■ **Task details**
Transcribe the entries that follow, word for word.

■ **Data extract**
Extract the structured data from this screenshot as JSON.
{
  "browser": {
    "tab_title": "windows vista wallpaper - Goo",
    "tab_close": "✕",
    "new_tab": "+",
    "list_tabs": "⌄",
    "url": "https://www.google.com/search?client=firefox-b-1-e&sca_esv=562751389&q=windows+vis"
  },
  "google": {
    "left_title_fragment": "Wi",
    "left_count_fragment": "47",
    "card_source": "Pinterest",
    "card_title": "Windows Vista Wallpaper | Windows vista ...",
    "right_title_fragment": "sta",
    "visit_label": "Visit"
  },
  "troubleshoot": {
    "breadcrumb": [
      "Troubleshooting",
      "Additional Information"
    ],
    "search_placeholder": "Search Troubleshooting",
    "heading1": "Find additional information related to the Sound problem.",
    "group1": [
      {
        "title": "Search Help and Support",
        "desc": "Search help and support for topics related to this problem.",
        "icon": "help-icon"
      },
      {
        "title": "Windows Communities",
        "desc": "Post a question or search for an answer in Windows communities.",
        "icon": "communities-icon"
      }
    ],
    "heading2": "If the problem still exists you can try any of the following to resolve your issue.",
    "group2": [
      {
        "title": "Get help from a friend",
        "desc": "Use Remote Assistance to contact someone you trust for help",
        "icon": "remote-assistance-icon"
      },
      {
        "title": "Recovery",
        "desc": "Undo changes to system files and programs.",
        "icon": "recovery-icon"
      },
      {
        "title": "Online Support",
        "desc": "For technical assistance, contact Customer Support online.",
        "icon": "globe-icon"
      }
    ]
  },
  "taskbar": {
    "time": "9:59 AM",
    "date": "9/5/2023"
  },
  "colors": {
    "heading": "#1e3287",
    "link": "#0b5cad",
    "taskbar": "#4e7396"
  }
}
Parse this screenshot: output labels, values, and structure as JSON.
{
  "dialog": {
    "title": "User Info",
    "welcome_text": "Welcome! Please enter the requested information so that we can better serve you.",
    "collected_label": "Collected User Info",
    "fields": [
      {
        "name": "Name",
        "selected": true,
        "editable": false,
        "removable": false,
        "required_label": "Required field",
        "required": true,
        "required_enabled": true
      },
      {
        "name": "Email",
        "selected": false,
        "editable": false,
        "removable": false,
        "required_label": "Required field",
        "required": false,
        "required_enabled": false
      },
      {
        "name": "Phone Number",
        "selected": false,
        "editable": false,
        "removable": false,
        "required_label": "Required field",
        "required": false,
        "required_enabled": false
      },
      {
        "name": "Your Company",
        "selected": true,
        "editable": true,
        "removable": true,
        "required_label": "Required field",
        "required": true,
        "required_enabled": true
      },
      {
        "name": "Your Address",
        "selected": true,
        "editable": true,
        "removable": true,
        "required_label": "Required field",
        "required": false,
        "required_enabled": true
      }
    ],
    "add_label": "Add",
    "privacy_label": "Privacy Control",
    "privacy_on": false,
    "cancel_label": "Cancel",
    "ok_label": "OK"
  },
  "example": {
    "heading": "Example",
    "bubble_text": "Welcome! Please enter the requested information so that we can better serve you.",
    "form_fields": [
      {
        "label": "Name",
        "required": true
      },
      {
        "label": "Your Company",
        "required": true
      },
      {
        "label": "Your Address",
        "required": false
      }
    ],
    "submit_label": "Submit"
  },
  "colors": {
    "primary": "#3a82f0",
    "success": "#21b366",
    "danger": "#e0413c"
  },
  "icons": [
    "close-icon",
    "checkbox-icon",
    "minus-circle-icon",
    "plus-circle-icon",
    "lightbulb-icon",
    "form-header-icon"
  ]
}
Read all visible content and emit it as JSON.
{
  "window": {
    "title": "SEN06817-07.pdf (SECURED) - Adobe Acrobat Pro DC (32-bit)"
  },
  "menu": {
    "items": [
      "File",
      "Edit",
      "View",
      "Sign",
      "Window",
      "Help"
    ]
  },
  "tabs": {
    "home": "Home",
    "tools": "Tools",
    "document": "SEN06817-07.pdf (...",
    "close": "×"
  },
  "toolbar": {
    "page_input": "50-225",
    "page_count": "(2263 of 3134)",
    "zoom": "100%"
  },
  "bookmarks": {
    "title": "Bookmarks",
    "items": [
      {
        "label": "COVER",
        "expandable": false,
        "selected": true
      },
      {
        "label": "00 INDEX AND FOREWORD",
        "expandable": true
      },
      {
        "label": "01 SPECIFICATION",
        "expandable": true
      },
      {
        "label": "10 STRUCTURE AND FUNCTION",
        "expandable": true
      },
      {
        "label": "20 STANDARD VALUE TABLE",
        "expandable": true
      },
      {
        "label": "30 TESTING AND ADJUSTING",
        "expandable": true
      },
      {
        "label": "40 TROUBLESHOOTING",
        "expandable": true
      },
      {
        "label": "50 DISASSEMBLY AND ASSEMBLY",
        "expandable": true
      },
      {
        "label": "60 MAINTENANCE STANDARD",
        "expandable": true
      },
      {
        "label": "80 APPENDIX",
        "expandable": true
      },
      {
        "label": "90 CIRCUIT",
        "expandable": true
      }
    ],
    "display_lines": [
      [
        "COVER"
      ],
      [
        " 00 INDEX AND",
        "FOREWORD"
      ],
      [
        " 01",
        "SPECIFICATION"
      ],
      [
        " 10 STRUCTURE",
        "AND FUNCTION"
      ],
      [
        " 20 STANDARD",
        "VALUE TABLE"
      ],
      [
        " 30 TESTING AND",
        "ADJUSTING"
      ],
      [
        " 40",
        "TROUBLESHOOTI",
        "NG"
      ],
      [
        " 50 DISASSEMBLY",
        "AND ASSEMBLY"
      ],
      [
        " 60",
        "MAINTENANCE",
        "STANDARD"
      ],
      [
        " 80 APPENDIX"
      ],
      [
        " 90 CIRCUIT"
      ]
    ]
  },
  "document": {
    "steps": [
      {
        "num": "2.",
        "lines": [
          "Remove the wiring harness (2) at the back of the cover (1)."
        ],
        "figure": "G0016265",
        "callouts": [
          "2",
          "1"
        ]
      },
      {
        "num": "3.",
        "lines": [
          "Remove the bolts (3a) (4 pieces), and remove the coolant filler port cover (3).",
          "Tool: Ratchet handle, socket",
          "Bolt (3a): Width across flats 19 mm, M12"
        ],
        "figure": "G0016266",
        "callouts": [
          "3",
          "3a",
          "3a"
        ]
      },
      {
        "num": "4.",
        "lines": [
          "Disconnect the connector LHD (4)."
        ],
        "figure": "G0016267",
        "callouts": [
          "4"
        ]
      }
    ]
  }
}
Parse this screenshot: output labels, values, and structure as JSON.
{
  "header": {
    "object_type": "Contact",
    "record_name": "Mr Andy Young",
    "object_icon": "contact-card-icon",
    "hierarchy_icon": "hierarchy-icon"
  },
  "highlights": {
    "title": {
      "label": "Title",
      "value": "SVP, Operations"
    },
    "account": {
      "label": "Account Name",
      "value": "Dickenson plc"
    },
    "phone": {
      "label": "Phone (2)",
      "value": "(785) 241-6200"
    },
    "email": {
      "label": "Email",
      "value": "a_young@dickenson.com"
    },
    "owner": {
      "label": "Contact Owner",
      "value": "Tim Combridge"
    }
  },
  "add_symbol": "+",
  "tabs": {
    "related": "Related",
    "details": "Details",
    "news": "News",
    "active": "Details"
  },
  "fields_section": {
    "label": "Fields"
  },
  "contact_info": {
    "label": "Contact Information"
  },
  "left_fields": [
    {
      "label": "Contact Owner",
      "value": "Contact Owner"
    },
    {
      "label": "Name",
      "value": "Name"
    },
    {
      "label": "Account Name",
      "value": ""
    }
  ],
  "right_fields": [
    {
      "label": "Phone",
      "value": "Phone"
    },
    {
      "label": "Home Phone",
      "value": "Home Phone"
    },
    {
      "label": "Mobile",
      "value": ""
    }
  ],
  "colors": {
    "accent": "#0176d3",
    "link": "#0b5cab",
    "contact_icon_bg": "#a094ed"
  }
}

■ **Problem solution**
Extract the structured data from this screenshot as JSON.
{
  "browser": {
    "tab_title": "windows vista wallpaper - Goo",
    "tab_close": "✕",
    "new_tab": "+",
    "list_tabs": "⌄",
    "url": "https://www.google.com/search?client=firefox-b-1-e&sca_esv=562751389&q=windows+vis"
  },
  "google": {
    "left_title_fragment": "Wi",
    "left_count_fragment": "47",
    "card_source": "Pinterest",
    "card_title": "Windows Vista Wallpaper | Windows vista ...",
    "right_title_fragment": "sta",
    "visit_label": "Visit"
  },
  "troubleshoot": {
    "breadcrumb": [
      "Troubleshooting",
      "Additional Information"
    ],
    "search_placeholder": "Search Troubleshooting",
    "heading1": "Find additional information related to the Sound problem.",
    "group1": [
      {
        "title": "Search Help and Support",
        "desc": "Search help and support for topics related to this problem.",
        "icon": "help-icon"
      },
      {
        "title": "Windows Communities",
        "desc": "Post a question or search for an answer in Windows communities.",
        "icon": "communities-icon"
      }
    ],
    "heading2": "If the problem still exists you can try any of the following to resolve your issue.",
    "group2": [
      {
        "title": "Get help from a friend",
        "desc": "Use Remote Assistance to contact someone you trust for help",
        "icon": "remote-assistance-icon"
      },
      {
        "title": "Recovery",
        "desc": "Undo changes to system files and programs.",
        "icon": "recovery-icon"
      },
      {
        "title": "Online Support",
        "desc": "For technical assistance, contact Customer Support online.",
        "icon": "globe-icon"
      }
    ]
  },
  "taskbar": {
    "time": "9:59 AM",
    "date": "9/5/2023"
  },
  "colors": {
    "heading": "#1e3287",
    "link": "#0b5cad",
    "taskbar": "#4e7396"
  }
}
Parse this screenshot: output labels, values, and structure as JSON.
{
  "dialog": {
    "title": "User Info",
    "welcome_text": "Welcome! Please enter the requested information so that we can better serve you.",
    "collected_label": "Collected User Info",
    "fields": [
      {
        "name": "Name",
        "selected": true,
        "editable": false,
        "removable": false,
        "required_label": "Required field",
        "required": true,
        "required_enabled": true
      },
      {
        "name": "Email",
        "selected": false,
        "editable": false,
        "removable": false,
        "required_label": "Required field",
        "required": false,
        "required_enabled": false
      },
      {
        "name": "Phone Number",
        "selected": false,
        "editable": false,
        "removable": false,
        "required_label": "Required field",
        "required": false,
        "required_enabled": false
      },
      {
        "name": "Your Company",
        "selected": true,
        "editable": true,
        "removable": true,
        "required_label": "Required field",
        "required": true,
        "required_enabled": true
      },
      {
        "name": "Your Address",
        "selected": true,
        "editable": true,
        "removable": true,
        "required_label": "Required field",
        "required": false,
        "required_enabled": true
      }
    ],
    "add_label": "Add",
    "privacy_label": "Privacy Control",
    "privacy_on": false,
    "cancel_label": "Cancel",
    "ok_label": "OK"
  },
  "example": {
    "heading": "Example",
    "bubble_text": "Welcome! Please enter the requested information so that we can better serve you.",
    "form_fields": [
      {
        "label": "Name",
        "required": true
      },
      {
        "label": "Your Company",
        "required": true
      },
      {
        "label": "Your Address",
        "required": false
      }
    ],
    "submit_label": "Submit"
  },
  "colors": {
    "primary": "#3a82f0",
    "success": "#21b366",
    "danger": "#e0413c"
  },
  "icons": [
    "close-icon",
    "checkbox-icon",
    "minus-circle-icon",
    "plus-circle-icon",
    "lightbulb-icon",
    "form-header-icon"
  ]
}
Read all visible content and emit it as JSON.
{
  "window": {
    "title": "SEN06817-07.pdf (SECURED) - Adobe Acrobat Pro DC (32-bit)"
  },
  "menu": {
    "items": [
      "File",
      "Edit",
      "View",
      "Sign",
      "Window",
      "Help"
    ]
  },
  "tabs": {
    "home": "Home",
    "tools": "Tools",
    "document": "SEN06817-07.pdf (...",
    "close": "×"
  },
  "toolbar": {
    "page_input": "50-225",
    "page_count": "(2263 of 3134)",
    "zoom": "100%"
  },
  "bookmarks": {
    "title": "Bookmarks",
    "items": [
      {
        "label": "COVER",
        "expandable": false,
        "selected": true
      },
      {
        "label": "00 INDEX AND FOREWORD",
        "expandable": true
      },
      {
        "label": "01 SPECIFICATION",
        "expandable": true
      },
      {
        "label": "10 STRUCTURE AND FUNCTION",
        "expandable": true
      },
      {
        "label": "20 STANDARD VALUE TABLE",
        "expandable": true
      },
      {
        "label": "30 TESTING AND ADJUSTING",
        "expandable": true
      },
      {
        "label": "40 TROUBLESHOOTING",
        "expandable": true
      },
      {
        "label": "50 DISASSEMBLY AND ASSEMBLY",
        "expandable": true
      },
      {
        "label": "60 MAINTENANCE STANDARD",
        "expandable": true
      },
      {
        "label": "80 APPENDIX",
        "expandable": true
      },
      {
        "label": "90 CIRCUIT",
        "expandable": true
      }
    ],
    "display_lines": [
      [
        "COVER"
      ],
      [
        " 00 INDEX AND",
        "FOREWORD"
      ],
      [
        " 01",
        "SPECIFICATION"
      ],
      [
        " 10 STRUCTURE",
        "AND FUNCTION"
      ],
      [
        " 20 STANDARD",
        "VALUE TABLE"
      ],
      [
        " 30 TESTING AND",
        "ADJUSTING"
      ],
      [
        " 40",
        "TROUBLESHOOTI",
        "NG"
      ],
      [
        " 50 DISASSEMBLY",
        "AND ASSEMBLY"
      ],
      [
        " 60",
        "MAINTENANCE",
        "STANDARD"
      ],
      [
        " 80 APPENDIX"
      ],
      [
        " 90 CIRCUIT"
      ]
    ]
  },
  "document": {
    "steps": [
      {
        "num": "2.",
        "lines": [
          "Remove the wiring harness (2) at the back of the cover (1)."
        ],
        "figure": "G0016265",
        "callouts": [
          "2",
          "1"
        ]
      },
      {
        "num": "3.",
        "lines": [
          "Remove the bolts (3a) (4 pieces), and remove the coolant filler port cover (3).",
          "Tool: Ratchet handle, socket",
          "Bolt (3a): Width across flats 19 mm, M12"
        ],
        "figure": "G0016266",
        "callouts": [
          "3",
          "3a",
          "3a"
        ]
      },
      {
        "num": "4.",
        "lines": [
          "Disconnect the connector LHD (4)."
        ],
        "figure": "G0016267",
        "callouts": [
          "4"
        ]
      }
    ]
  }
}
Parse this screenshot: output labels, values, and structure as JSON.
{
  "header": {
    "object_type": "Contact",
    "record_name": "Mr Andy Young",
    "object_icon": "contact-card-icon",
    "hierarchy_icon": "hierarchy-icon"
  },
  "highlights": {
    "title": {
      "label": "Title",
      "value": "SVP, Operations"
    },
    "account": {
      "label": "Account Name",
      "value": "Dickenson plc"
    },
    "phone": {
      "label": "Phone (2)",
      "value": "(785) 241-6200"
    },
    "email": {
      "label": "Email",
      "value": "a_young@dickenson.com"
    },
    "owner": {
      "label": "Contact Owner",
      "value": "Tim Combridge"
    }
  },
  "add_symbol": "+",
  "tabs": {
    "related": "Related",
    "details": "Details",
    "news": "News",
    "active": "Details"
  },
  "fields_section": {
    "label": "Fields"
  },
  "contact_info": {
    "label": "Contact Information"
  },
  "left_fields": [
    {
      "label": "Contact Owner",
      "value": "Contact Owner"
    },
    {
      "label": "Name",
      "value": "Name"
    },
    {
      "label": "Account Name",
      "value": ""
    }
  ],
  "right_fields": [
    {
      "label": "Phone",
      "value": "Phone"
    },
    {
      "label": "Home Phone",
      "value": "Home Phone"
    },
    {
      "label": "Mobile",
      "value": ""
    }
  ],
  "colors": {
    "accent": "#0176d3",
    "link": "#0b5cab",
    "contact_icon_bg": "#a094ed"
  }
}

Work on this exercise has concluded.